[start of Records for this exercise]

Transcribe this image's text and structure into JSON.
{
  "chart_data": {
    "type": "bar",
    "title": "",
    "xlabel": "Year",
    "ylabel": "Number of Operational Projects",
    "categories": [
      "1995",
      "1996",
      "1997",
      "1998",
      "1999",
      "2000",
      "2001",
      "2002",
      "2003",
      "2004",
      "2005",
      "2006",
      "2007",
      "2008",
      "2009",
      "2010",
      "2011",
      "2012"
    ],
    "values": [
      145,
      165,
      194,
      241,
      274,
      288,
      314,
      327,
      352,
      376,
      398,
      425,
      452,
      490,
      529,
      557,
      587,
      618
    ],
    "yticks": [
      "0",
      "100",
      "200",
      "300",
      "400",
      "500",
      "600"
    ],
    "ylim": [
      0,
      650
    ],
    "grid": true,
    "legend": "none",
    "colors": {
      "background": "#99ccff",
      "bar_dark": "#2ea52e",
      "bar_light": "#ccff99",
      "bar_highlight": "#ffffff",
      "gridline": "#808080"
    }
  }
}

[end of Records for this exercise]

**Instructions for the task**
The entries above must be returned exactly.

**Problem solution**
Transcribe this image's text and structure into JSON.
{
  "chart_data": {
    "type": "bar",
    "title": "",
    "xlabel": "Year",
    "ylabel": "Number of Operational Projects",
    "categories": [
      "1995",
      "1996",
      "1997",
      "1998",
      "1999",
      "2000",
      "2001",
      "2002",
      "2003",
      "2004",
      "2005",
      "2006",
      "2007",
      "2008",
      "2009",
      "2010",
      "2011",
      "2012"
    ],
    "values": [
      145,
      165,
      194,
      241,
      274,
      288,
      314,
      327,
      352,
      376,
      398,
      425,
      452,
      490,
      529,
      557,
      587,
      618
    ],
    "yticks": [
      "0",
      "100",
      "200",
      "300",
      "400",
      "500",
      "600"
    ],
    "ylim": [
      0,
      650
    ],
    "grid": true,
    "legend": "none",
    "colors": {
      "background": "#99ccff",
      "bar_dark": "#2ea52e",
      "bar_light": "#ccff99",
      "bar_highlight": "#ffffff",
      "gridline": "#808080"
    }
  }
}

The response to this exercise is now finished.